_WHAT NEEDS TO BE DONE_
Without omitting anything, retype the data that follows.

_RECORDS SUPPLIED_
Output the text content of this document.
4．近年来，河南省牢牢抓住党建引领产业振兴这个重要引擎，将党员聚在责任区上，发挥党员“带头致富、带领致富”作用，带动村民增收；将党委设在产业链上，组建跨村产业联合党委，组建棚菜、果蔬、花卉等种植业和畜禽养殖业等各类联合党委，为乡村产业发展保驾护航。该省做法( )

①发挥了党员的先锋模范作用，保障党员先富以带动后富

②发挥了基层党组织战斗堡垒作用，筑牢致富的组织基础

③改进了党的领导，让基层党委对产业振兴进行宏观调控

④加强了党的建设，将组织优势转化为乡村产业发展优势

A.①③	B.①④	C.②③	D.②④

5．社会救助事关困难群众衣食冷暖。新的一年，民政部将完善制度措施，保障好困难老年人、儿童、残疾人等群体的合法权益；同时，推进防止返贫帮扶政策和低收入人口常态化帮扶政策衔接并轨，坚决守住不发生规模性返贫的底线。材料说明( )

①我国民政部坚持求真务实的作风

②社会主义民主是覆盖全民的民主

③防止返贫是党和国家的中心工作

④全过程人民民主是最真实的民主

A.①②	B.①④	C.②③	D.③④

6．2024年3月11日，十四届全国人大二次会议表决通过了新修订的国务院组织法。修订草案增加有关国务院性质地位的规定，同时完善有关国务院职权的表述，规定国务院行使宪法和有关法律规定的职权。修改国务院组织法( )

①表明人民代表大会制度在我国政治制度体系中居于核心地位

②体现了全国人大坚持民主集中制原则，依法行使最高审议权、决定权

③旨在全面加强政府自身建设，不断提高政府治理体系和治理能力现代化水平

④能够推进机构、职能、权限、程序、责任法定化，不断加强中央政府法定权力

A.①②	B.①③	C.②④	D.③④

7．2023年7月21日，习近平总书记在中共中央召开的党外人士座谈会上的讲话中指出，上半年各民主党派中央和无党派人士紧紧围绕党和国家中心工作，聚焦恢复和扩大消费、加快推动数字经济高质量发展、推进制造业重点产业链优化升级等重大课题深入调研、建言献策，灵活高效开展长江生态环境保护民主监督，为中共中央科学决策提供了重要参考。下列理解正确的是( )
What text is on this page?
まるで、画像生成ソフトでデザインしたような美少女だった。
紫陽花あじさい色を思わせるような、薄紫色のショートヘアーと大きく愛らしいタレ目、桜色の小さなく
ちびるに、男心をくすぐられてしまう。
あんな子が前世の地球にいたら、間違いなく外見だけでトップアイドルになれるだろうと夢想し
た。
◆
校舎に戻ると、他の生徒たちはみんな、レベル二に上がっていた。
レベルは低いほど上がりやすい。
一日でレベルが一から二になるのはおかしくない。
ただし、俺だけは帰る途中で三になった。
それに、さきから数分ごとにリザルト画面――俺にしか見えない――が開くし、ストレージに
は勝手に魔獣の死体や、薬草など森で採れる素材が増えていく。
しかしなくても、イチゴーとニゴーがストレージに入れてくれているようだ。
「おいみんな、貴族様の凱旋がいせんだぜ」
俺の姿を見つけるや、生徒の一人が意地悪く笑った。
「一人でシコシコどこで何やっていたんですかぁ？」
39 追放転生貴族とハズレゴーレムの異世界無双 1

_EXPECTED OUTPUT_
Output the text content of this document.
4．近年来，河南省牢牢抓住党建引领产业振兴这个重要引擎，将党员聚在责任区上，发挥党员“带头致富、带领致富”作用，带动村民增收；将党委设在产业链上，组建跨村产业联合党委，组建棚菜、果蔬、花卉等种植业和畜禽养殖业等各类联合党委，为乡村产业发展保驾护航。该省做法( )

①发挥了党员的先锋模范作用，保障党员先富以带动后富

②发挥了基层党组织战斗堡垒作用，筑牢致富的组织基础

③改进了党的领导，让基层党委对产业振兴进行宏观调控

④加强了党的建设，将组织优势转化为乡村产业发展优势

A.①③	B.①④	C.②③	D.②④

5．社会救助事关困难群众衣食冷暖。新的一年，民政部将完善制度措施，保障好困难老年人、儿童、残疾人等群体的合法权益；同时，推进防止返贫帮扶政策和低收入人口常态化帮扶政策衔接并轨，坚决守住不发生规模性返贫的底线。材料说明( )

①我国民政部坚持求真务实的作风

②社会主义民主是覆盖全民的民主

③防止返贫是党和国家的中心工作

④全过程人民民主是最真实的民主

A.①②	B.①④	C.②③	D.③④

6．2024年3月11日，十四届全国人大二次会议表决通过了新修订的国务院组织法。修订草案增加有关国务院性质地位的规定，同时完善有关国务院职权的表述，规定国务院行使宪法和有关法律规定的职权。修改国务院组织法( )

①表明人民代表大会制度在我国政治制度体系中居于核心地位

②体现了全国人大坚持民主集中制原则，依法行使最高审议权、决定权

③旨在全面加强政府自身建设，不断提高政府治理体系和治理能力现代化水平

④能够推进机构、职能、权限、程序、责任法定化，不断加强中央政府法定权力

A.①②	B.①③	C.②④	D.③④

7．2023年7月21日，习近平总书记在中共中央召开的党外人士座谈会上的讲话中指出，上半年各民主党派中央和无党派人士紧紧围绕党和国家中心工作，聚焦恢复和扩大消费、加快推动数字经济高质量发展、推进制造业重点产业链优化升级等重大课题深入调研、建言献策，灵活高效开展长江生态环境保护民主监督，为中共中央科学决策提供了重要参考。下列理解正确的是( )
What text is on this page?
まるで、画像生成ソフトでデザインしたような美少女だった。
紫陽花あじさい色を思わせるような、薄紫色のショートヘアーと大きく愛らしいタレ目、桜色の小さなく
ちびるに、男心をくすぐられてしまう。
あんな子が前世の地球にいたら、間違いなく外見だけでトップアイドルになれるだろうと夢想し
た。
◆
校舎に戻ると、他の生徒たちはみんな、レベル二に上がっていた。
レベルは低いほど上がりやすい。
一日でレベルが一から二になるのはおかしくない。
ただし、俺だけは帰る途中で三になった。
それに、さきから数分ごとにリザルト画面――俺にしか見えない――が開くし、ストレージに
は勝手に魔獣の死体や、薬草など森で採れる素材が増えていく。
しかしなくても、イチゴーとニゴーがストレージに入れてくれているようだ。
「おいみんな、貴族様の凱旋がいせんだぜ」
俺の姿を見つけるや、生徒の一人が意地悪く笑った。
「一人でシコシコどこで何やっていたんですかぁ？」
39 追放転生貴族とハズレゴーレムの異世界無双 1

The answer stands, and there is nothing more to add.